EXERCISE DESCRIPTION: Copy out the part of the material below that runs from its first line through the line containing "- panel: 4 5", including both of those lines, without changing anything.

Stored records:
>>>>>
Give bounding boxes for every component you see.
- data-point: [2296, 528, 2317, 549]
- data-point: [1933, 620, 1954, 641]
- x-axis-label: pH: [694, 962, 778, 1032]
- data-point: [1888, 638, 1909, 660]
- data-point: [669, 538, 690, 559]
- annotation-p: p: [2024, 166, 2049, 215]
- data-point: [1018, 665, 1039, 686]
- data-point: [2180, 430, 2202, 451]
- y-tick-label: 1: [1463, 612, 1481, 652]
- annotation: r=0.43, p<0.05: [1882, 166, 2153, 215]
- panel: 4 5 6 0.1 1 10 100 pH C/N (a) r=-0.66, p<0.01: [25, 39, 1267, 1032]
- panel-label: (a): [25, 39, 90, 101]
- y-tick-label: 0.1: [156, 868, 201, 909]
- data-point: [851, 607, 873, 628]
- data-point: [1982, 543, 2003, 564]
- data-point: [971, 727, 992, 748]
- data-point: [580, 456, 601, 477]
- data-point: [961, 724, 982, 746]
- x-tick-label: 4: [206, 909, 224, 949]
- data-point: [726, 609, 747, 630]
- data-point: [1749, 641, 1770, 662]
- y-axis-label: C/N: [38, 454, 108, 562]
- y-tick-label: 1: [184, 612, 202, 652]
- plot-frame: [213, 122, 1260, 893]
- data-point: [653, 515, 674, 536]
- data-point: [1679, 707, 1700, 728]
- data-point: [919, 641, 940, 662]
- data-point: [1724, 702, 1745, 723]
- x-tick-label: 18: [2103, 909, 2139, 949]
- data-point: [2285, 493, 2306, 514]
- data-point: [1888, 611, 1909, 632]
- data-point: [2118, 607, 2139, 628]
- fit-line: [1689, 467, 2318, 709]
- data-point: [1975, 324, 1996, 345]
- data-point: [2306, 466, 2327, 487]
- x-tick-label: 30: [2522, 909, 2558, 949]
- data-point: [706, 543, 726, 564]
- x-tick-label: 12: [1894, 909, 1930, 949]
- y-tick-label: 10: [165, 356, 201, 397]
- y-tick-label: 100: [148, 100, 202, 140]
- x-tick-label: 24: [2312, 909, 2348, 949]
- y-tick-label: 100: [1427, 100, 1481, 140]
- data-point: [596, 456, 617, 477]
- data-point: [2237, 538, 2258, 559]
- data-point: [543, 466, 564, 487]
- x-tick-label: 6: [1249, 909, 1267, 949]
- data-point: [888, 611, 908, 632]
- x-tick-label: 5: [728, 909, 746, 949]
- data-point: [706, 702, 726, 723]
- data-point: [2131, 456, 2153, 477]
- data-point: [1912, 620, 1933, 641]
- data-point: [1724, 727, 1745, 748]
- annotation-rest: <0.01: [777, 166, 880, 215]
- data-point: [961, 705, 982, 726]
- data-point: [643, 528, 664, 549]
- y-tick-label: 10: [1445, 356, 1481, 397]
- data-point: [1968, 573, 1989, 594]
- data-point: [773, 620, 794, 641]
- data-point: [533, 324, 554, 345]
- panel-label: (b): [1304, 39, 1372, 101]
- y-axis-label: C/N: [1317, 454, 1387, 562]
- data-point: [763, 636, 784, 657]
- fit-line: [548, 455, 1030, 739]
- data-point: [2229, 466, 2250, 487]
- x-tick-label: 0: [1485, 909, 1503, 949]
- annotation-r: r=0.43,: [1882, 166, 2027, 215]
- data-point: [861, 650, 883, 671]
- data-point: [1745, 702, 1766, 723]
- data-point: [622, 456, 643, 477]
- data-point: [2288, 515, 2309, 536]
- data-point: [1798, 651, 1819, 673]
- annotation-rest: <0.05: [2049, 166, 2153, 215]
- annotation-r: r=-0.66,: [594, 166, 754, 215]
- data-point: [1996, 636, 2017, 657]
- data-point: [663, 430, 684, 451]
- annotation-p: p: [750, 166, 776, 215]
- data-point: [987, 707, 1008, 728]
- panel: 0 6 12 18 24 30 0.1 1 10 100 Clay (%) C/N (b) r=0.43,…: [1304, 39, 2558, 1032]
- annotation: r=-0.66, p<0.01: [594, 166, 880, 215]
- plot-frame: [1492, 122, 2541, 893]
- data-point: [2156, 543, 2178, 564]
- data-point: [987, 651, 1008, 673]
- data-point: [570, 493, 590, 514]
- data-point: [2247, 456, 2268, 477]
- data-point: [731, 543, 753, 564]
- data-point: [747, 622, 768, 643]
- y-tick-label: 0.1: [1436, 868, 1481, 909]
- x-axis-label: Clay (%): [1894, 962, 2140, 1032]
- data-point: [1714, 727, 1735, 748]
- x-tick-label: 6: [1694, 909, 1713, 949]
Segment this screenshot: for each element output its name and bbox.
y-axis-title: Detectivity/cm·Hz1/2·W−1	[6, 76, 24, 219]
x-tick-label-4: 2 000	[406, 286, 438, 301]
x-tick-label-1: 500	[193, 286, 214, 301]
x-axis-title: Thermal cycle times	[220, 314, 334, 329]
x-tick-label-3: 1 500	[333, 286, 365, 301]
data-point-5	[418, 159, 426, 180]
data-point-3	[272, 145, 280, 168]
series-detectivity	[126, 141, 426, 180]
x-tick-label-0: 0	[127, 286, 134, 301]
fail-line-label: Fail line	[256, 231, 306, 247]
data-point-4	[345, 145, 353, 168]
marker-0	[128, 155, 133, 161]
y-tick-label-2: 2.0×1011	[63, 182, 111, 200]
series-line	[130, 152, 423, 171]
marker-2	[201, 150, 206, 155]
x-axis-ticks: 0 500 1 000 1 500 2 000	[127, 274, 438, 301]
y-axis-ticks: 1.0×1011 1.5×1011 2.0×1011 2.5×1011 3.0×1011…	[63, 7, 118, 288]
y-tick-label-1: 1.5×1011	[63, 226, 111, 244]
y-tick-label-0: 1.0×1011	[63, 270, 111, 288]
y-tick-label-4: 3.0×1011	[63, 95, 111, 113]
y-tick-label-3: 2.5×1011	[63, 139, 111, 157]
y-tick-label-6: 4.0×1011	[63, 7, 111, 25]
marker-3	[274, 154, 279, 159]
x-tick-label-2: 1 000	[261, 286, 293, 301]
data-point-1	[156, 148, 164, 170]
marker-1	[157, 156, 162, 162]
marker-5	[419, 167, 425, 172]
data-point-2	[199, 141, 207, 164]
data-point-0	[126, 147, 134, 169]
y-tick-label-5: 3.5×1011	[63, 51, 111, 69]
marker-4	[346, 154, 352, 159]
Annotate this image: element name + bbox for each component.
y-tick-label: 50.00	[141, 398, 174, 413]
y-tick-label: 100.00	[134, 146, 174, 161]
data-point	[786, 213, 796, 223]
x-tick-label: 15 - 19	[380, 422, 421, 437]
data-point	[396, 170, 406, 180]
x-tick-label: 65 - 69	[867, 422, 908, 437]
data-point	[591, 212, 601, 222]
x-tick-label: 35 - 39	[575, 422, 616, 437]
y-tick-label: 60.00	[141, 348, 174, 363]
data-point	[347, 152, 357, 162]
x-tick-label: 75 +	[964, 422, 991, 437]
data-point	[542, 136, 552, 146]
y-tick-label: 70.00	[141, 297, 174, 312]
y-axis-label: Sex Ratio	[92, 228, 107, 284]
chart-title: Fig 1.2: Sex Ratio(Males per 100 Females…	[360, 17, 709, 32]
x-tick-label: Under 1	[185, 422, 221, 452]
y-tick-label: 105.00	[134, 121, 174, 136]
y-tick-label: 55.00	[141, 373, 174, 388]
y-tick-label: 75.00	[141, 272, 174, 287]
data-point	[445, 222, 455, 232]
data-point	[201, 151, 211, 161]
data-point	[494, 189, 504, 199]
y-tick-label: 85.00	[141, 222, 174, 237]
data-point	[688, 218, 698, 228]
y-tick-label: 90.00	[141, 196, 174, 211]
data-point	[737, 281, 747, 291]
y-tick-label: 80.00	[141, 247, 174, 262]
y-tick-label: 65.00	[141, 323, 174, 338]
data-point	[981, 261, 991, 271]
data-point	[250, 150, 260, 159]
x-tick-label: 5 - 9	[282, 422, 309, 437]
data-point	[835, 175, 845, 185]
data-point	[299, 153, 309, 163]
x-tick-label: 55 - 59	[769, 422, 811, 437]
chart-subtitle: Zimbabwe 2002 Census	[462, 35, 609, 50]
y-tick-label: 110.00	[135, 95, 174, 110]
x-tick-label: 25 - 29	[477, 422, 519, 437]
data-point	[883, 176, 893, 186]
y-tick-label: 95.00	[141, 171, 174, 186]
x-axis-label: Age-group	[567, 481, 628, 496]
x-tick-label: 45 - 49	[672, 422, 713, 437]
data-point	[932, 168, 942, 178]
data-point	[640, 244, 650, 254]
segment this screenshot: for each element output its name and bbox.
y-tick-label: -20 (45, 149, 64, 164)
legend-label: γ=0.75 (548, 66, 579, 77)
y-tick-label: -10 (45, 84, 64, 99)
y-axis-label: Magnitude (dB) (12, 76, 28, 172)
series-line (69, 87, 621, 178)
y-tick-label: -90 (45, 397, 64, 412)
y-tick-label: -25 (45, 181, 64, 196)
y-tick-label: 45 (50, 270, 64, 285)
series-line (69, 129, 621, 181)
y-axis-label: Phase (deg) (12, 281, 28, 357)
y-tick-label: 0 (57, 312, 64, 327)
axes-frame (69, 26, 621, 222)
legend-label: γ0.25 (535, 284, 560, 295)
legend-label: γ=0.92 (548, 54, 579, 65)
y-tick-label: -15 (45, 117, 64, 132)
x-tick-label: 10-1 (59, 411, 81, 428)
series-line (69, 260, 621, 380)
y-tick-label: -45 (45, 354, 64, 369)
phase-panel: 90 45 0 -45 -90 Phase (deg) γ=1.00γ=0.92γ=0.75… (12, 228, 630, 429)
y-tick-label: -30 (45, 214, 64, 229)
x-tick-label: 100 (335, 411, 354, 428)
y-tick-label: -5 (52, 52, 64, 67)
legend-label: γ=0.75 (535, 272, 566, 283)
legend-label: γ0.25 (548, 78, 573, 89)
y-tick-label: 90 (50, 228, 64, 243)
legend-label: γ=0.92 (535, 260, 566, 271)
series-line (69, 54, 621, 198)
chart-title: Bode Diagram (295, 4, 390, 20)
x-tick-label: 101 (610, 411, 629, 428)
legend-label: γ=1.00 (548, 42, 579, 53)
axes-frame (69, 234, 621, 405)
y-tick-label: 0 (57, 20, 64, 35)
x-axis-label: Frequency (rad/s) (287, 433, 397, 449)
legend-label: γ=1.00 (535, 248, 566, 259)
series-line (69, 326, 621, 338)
<<<<<
WRITTEN ANSWER:
Give bounding boxes for every component you see.
- data-point: [2296, 528, 2317, 549]
- data-point: [1933, 620, 1954, 641]
- x-axis-label: pH: [694, 962, 778, 1032]
- data-point: [1888, 638, 1909, 660]
- data-point: [669, 538, 690, 559]
- annotation-p: p: [2024, 166, 2049, 215]
- data-point: [1018, 665, 1039, 686]
- data-point: [2180, 430, 2202, 451]
- y-tick-label: 1: [1463, 612, 1481, 652]
- annotation: r=0.43, p<0.05: [1882, 166, 2153, 215]
- panel: 4 5 6 0.1 1 10 100 pH C/N (a) r=-0.66, p<0.01: [25, 39, 1267, 1032]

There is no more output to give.